[Records from a data source]
------

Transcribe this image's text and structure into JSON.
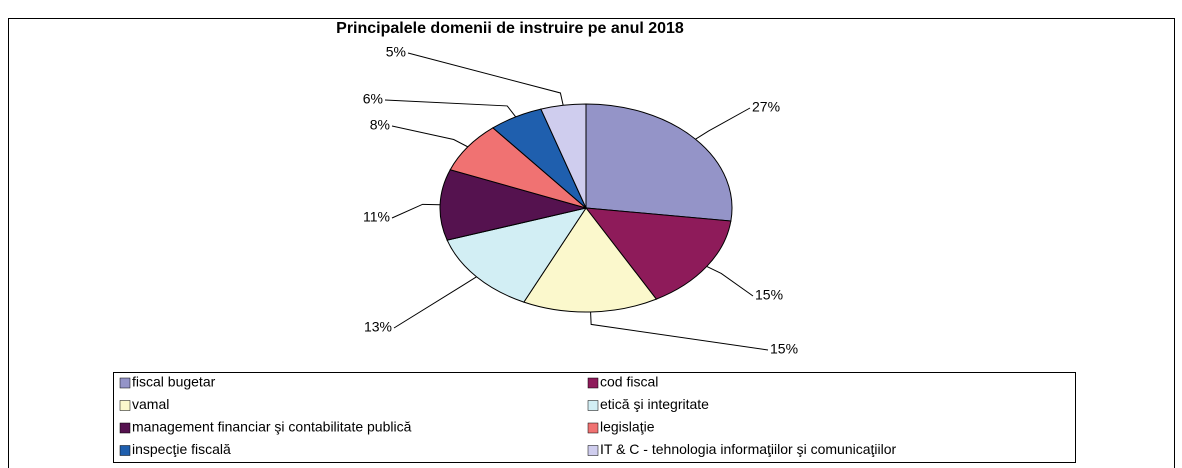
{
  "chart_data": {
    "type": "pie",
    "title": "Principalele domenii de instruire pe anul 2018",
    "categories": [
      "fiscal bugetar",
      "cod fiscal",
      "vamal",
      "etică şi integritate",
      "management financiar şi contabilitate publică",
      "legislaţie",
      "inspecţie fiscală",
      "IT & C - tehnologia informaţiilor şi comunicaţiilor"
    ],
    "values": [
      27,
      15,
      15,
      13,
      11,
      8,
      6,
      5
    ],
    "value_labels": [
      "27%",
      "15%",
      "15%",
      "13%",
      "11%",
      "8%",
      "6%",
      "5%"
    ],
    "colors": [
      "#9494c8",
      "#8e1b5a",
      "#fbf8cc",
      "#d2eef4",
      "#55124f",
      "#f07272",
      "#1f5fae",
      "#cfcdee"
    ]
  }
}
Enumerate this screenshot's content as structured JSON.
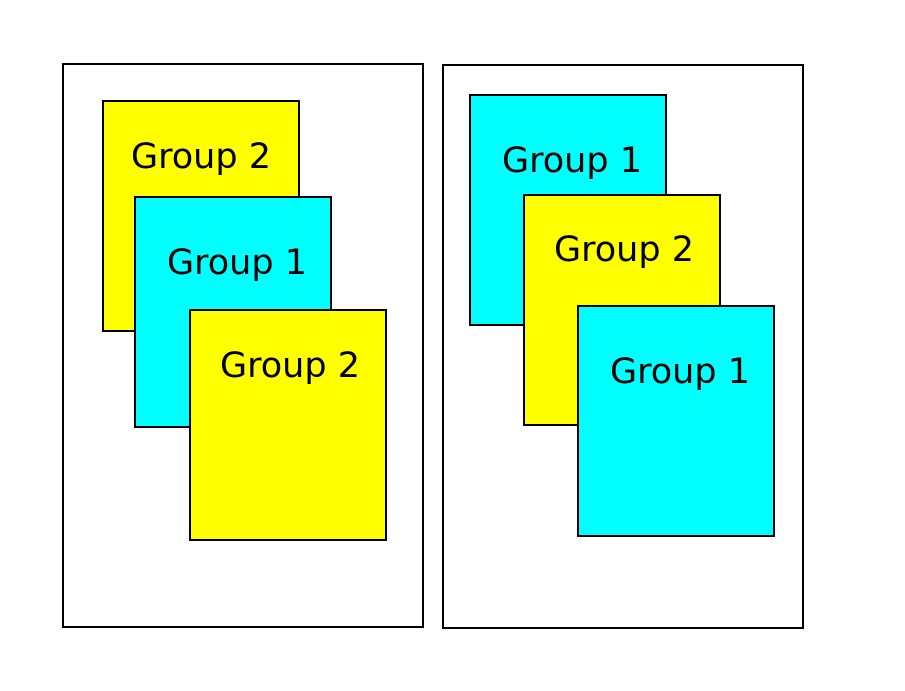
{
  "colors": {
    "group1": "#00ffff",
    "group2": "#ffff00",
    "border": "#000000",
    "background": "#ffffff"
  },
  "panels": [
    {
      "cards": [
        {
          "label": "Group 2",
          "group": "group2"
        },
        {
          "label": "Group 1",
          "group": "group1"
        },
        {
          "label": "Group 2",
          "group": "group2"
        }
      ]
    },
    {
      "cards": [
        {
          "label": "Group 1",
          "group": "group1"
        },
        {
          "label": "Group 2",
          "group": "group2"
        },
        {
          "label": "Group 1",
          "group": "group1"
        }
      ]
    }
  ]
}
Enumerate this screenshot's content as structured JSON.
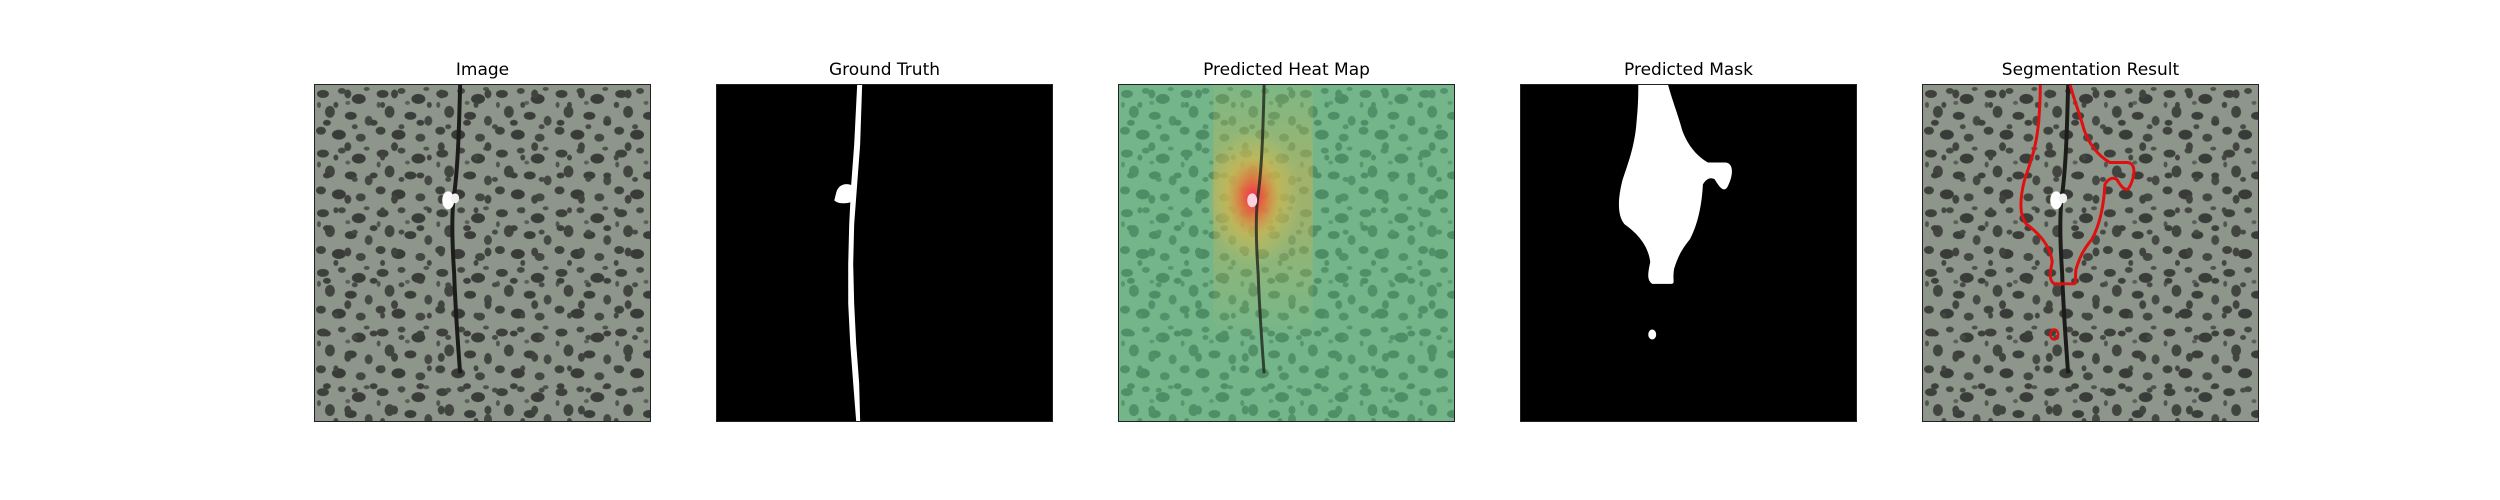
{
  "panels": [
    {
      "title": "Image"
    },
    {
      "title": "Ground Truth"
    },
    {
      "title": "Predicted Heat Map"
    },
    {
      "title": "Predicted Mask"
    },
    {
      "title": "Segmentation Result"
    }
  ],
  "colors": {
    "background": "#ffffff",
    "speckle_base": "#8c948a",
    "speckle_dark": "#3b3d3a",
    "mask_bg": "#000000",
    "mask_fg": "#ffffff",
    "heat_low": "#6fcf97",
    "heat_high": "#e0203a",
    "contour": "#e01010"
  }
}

------

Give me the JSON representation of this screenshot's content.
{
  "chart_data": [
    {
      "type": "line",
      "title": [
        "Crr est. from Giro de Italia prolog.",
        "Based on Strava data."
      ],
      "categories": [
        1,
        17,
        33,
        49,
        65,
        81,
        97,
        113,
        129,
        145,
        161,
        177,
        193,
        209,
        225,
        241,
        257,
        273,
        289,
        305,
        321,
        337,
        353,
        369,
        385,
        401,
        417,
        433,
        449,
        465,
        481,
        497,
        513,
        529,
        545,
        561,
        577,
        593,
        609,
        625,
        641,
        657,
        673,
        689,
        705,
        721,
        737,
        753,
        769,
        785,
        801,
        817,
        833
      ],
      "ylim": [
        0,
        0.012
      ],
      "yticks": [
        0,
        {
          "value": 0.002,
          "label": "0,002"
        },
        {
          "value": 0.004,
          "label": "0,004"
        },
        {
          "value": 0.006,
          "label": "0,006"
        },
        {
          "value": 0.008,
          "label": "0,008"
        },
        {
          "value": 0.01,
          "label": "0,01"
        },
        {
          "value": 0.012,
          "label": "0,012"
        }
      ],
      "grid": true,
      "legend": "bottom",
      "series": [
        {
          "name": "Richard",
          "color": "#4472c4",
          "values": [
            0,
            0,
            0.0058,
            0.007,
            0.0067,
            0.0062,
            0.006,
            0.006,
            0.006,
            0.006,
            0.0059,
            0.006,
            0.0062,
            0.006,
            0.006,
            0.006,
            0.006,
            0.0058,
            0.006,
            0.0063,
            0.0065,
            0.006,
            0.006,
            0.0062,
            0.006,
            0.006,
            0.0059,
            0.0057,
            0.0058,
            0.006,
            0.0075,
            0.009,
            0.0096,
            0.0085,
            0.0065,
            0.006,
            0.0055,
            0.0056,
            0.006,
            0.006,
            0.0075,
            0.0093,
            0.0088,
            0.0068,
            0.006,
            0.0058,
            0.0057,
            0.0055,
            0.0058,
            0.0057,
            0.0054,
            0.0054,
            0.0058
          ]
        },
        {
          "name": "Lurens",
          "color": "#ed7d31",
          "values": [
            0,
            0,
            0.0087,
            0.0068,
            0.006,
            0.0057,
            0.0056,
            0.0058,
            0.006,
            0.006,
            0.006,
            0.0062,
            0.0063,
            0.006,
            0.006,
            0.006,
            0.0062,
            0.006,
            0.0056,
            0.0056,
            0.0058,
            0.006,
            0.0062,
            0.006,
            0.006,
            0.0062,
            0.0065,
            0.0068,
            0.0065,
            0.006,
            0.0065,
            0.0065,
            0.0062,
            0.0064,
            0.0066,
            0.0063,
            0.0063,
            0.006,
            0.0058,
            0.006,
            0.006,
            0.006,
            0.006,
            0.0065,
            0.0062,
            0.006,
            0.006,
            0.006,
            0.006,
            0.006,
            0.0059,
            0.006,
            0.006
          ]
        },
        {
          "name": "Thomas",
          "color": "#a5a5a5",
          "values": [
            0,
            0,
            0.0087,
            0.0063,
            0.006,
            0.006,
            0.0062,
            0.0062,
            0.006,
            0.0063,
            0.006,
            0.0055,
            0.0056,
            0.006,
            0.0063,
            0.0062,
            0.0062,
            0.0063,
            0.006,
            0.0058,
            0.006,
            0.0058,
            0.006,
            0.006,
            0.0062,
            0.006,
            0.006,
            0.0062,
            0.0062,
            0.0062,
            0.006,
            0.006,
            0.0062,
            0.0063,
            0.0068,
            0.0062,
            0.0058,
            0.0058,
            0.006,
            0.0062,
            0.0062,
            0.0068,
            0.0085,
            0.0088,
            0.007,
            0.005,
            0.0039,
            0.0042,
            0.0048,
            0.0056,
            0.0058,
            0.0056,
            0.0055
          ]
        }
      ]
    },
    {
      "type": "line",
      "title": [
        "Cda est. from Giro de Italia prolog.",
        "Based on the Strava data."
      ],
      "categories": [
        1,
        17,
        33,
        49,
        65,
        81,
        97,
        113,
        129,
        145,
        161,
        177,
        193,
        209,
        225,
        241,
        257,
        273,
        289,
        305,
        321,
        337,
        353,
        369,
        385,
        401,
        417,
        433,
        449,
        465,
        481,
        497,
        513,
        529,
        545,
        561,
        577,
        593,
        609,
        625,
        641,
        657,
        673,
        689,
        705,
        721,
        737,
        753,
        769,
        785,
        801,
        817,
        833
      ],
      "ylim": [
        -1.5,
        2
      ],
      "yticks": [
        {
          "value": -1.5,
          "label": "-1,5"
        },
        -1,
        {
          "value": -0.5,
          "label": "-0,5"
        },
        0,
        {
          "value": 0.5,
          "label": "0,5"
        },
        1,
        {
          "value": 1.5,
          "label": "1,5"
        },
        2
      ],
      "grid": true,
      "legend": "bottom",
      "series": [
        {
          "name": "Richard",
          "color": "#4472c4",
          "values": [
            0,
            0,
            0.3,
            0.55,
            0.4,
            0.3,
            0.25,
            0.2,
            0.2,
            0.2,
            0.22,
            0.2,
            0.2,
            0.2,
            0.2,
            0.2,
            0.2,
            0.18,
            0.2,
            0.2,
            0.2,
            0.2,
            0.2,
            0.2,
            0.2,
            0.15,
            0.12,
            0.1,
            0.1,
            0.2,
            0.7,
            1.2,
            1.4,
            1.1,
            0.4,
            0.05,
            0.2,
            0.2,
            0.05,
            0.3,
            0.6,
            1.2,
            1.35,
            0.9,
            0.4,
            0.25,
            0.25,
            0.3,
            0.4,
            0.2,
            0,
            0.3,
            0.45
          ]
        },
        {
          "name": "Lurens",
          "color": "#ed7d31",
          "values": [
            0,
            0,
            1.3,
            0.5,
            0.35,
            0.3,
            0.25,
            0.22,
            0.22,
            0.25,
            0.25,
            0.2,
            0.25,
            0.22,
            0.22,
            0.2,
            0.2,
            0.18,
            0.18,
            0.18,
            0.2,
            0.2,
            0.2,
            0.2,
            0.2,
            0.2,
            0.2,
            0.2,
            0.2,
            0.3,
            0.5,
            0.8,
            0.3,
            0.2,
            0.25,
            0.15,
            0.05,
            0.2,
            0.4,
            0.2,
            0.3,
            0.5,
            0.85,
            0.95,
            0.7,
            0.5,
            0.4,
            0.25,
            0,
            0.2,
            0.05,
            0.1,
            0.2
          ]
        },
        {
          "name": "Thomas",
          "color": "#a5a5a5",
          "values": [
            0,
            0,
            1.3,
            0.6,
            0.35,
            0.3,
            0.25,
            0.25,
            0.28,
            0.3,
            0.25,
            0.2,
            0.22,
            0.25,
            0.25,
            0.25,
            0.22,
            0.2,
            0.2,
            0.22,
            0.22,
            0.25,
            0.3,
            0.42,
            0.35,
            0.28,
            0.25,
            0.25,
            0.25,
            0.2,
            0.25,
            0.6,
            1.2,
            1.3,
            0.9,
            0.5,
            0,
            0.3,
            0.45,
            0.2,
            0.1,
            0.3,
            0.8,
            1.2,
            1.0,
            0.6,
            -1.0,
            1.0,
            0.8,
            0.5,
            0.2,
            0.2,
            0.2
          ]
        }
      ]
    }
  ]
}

------

GIVEN INSTRUCTION: Find and copy every line in the entries above where the string "background" occurs.

THE RESULT:
    "background": "#ffffff"
    "background": "#ffffff",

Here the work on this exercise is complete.